:: WRITTEN INSTRUCTION ::
What is the number of lines containing "from"? Give only that number.

## START DATASET RECORDS

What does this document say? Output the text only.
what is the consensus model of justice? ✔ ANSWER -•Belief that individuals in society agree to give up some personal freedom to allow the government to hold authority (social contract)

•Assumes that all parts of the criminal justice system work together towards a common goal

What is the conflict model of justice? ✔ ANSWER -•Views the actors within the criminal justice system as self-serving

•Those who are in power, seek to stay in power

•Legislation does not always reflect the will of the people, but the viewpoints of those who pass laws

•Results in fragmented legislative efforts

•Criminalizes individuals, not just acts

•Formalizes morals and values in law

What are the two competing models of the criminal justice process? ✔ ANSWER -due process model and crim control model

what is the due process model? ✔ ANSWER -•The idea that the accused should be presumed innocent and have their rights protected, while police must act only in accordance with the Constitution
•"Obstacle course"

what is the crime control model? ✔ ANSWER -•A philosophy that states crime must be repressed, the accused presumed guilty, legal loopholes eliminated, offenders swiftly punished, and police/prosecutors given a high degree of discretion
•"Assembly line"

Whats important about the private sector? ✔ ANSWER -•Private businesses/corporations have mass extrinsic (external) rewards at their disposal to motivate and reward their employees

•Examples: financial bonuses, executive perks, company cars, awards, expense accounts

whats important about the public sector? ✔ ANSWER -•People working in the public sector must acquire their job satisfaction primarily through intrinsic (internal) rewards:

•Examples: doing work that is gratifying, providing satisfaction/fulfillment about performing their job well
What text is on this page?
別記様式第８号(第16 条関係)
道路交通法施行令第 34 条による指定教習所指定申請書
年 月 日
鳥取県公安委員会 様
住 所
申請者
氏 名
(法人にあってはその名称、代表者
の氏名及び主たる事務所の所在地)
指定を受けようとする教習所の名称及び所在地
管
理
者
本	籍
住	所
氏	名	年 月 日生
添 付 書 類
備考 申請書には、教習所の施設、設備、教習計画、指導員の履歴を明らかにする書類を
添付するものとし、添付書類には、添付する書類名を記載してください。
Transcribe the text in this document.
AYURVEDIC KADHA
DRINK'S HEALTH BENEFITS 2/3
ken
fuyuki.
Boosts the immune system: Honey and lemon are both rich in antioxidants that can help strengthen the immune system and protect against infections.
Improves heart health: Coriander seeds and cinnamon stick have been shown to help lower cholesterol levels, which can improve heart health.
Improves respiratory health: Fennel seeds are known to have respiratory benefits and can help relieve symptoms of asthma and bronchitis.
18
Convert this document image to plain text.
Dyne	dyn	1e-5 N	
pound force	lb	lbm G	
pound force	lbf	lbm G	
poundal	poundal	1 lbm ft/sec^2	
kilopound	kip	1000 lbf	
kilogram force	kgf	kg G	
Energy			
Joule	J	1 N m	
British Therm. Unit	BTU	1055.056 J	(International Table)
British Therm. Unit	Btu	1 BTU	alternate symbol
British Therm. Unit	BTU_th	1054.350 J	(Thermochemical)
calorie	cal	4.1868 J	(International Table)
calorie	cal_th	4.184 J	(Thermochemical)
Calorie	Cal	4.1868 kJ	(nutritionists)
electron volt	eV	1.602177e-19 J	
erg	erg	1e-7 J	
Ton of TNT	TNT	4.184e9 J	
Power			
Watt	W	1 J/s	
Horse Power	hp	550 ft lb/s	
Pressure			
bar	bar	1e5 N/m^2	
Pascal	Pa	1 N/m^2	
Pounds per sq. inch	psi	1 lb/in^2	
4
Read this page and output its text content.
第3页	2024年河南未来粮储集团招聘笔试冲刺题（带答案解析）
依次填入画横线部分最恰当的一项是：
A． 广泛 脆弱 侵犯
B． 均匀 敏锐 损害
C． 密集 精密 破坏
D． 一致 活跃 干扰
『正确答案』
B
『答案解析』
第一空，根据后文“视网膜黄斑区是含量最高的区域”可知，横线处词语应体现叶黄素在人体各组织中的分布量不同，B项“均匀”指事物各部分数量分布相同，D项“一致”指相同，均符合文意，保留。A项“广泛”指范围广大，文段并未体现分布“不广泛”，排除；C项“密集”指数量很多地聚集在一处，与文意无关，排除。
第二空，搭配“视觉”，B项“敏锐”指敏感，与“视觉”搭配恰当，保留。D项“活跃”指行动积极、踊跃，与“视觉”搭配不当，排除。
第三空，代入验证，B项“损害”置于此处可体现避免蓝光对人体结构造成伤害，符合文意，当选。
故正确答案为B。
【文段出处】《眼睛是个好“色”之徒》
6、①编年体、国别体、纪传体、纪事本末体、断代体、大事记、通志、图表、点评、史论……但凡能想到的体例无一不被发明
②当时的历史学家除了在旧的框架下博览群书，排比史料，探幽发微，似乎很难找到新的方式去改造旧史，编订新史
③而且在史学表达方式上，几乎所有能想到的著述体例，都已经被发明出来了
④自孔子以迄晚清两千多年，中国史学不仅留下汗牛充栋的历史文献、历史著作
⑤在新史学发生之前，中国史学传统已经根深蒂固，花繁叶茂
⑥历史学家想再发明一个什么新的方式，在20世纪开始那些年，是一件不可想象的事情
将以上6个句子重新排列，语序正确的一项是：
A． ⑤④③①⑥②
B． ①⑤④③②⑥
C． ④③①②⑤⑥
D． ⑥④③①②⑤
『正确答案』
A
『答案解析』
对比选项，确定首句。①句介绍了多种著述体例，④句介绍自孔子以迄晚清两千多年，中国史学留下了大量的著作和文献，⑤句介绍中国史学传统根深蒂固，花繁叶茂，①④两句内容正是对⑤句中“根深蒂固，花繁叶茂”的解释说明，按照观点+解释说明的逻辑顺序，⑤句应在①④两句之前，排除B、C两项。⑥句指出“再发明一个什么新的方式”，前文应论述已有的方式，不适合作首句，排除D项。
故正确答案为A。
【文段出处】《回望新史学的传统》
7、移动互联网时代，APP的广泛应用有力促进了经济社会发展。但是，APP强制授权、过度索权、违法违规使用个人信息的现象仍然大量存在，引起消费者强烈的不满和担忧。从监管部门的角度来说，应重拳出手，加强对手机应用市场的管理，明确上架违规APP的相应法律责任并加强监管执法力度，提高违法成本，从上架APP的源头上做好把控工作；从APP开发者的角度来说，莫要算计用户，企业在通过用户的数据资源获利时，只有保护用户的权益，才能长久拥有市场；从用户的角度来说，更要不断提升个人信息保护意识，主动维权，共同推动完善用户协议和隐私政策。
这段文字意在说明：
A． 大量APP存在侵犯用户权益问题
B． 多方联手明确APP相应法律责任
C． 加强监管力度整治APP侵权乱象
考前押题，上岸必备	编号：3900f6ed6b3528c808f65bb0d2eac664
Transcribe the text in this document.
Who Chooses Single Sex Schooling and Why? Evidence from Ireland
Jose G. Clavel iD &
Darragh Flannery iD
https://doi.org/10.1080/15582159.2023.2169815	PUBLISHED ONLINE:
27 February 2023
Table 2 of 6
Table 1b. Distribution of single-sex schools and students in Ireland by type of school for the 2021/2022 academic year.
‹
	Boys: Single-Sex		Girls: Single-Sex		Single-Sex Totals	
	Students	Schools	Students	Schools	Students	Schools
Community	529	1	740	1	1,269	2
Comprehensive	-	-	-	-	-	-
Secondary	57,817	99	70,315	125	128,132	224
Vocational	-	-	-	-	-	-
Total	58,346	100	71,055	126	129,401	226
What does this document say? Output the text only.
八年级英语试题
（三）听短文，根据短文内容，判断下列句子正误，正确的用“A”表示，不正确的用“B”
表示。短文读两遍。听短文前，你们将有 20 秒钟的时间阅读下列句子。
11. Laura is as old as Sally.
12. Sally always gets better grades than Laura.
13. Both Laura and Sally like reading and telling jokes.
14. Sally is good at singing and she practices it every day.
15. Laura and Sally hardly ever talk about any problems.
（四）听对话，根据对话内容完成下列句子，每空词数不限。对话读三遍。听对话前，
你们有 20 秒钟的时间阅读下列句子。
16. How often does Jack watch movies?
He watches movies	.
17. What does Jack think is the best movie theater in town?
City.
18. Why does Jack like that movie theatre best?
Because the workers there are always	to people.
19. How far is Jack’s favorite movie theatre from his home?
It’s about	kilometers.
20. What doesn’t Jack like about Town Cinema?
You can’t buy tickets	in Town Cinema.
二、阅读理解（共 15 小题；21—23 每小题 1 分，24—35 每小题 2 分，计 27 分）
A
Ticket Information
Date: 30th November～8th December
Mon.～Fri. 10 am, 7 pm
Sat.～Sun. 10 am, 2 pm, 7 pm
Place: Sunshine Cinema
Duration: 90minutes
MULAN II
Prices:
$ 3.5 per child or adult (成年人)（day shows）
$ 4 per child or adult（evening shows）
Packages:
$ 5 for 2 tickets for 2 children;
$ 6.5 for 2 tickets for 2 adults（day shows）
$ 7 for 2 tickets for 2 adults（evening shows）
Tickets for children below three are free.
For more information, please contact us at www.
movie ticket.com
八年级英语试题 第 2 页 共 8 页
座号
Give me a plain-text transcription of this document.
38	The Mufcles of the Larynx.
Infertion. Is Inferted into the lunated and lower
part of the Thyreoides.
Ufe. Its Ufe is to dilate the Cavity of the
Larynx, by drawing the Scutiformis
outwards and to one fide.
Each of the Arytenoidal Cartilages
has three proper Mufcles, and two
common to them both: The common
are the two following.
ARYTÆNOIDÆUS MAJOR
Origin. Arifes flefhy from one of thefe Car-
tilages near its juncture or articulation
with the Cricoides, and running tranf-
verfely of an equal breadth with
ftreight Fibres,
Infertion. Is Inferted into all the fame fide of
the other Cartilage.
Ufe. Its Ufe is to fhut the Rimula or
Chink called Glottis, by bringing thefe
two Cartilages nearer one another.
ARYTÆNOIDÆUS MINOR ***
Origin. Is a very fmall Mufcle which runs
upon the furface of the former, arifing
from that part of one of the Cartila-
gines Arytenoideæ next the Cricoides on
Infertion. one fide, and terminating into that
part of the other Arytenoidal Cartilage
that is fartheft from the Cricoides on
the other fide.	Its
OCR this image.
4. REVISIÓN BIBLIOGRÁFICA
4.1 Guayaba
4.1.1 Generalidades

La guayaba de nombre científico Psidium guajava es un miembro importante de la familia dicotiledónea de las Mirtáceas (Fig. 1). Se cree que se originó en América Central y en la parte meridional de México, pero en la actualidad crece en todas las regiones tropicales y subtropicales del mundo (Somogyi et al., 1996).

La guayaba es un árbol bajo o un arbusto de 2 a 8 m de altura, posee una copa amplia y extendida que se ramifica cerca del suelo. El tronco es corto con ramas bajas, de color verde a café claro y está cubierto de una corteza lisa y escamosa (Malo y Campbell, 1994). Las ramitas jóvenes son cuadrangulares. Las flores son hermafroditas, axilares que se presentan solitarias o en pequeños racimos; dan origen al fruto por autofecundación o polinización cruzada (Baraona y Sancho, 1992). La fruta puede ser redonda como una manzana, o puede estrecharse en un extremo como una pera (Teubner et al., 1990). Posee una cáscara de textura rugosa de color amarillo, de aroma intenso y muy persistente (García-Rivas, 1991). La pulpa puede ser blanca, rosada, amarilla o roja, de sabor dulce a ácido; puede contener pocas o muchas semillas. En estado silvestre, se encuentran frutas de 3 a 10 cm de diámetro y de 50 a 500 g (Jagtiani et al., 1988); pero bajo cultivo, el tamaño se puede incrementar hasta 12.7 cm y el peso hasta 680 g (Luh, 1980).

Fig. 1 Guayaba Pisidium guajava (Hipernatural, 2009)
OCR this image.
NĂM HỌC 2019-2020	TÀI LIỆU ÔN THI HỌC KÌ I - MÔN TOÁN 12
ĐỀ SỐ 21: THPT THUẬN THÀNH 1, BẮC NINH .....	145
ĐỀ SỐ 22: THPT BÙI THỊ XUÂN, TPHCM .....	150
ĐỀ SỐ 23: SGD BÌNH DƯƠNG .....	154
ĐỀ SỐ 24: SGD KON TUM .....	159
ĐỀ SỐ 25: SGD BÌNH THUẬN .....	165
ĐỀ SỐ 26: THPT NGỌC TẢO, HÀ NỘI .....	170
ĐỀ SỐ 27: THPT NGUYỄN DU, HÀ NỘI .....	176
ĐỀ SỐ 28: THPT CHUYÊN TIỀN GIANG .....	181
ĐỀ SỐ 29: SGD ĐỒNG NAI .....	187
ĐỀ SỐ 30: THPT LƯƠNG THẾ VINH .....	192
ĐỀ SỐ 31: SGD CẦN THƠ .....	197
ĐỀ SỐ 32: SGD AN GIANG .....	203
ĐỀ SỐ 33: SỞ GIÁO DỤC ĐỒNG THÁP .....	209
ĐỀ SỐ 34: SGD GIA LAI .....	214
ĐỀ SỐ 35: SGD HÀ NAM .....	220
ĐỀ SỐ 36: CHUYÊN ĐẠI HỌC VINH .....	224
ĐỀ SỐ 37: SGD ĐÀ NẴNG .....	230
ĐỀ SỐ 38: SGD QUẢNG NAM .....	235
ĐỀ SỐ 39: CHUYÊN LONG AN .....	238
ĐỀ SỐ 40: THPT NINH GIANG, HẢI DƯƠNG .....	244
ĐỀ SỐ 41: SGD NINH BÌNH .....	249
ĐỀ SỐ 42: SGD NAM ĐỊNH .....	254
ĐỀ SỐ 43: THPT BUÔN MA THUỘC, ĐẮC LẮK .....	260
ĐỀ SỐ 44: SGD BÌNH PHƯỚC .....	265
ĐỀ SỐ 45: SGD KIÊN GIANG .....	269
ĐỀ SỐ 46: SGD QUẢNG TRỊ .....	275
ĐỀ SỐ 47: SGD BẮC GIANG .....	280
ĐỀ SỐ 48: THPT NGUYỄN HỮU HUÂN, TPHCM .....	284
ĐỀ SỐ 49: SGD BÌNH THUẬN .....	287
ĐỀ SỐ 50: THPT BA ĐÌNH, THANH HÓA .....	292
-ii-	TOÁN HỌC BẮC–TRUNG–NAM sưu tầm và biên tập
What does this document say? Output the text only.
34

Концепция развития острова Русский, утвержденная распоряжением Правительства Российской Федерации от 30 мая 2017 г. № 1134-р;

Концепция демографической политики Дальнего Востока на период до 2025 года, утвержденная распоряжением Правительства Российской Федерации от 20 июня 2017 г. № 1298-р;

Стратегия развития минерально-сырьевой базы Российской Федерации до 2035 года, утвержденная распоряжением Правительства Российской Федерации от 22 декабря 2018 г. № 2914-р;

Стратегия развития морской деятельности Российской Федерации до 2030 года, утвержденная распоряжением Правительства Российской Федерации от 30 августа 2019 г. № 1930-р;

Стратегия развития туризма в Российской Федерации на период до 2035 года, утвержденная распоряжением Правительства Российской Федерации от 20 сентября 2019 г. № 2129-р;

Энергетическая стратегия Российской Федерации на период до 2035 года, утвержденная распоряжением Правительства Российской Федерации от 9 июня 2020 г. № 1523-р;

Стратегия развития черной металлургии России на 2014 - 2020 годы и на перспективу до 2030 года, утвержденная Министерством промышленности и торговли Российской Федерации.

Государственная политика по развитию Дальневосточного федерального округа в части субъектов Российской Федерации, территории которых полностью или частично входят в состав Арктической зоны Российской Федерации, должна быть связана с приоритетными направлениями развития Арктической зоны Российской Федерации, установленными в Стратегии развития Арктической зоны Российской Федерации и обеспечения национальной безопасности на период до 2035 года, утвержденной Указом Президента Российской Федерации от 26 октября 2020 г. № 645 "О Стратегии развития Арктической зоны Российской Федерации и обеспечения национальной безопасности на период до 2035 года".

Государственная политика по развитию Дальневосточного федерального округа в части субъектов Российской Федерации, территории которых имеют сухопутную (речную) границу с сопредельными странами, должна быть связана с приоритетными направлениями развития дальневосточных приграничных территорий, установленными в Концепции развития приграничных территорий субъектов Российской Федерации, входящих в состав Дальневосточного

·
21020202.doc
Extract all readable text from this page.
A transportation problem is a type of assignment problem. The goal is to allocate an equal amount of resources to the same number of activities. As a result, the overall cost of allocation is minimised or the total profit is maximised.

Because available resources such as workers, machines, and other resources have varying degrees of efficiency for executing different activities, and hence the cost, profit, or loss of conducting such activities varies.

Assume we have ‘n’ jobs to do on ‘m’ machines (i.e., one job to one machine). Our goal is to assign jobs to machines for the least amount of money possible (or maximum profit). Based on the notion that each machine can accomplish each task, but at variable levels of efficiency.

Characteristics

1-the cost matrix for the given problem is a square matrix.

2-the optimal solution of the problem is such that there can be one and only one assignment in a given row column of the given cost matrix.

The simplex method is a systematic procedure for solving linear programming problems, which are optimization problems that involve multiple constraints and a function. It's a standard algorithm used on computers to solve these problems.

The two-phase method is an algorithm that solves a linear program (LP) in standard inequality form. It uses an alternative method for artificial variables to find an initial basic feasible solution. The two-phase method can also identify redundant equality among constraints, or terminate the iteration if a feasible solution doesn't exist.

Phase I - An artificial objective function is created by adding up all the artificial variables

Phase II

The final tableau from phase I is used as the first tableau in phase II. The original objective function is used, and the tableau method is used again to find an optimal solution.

## END DATASET RECORDS

:: ANSWER FOR THIS EXERCISE ::
7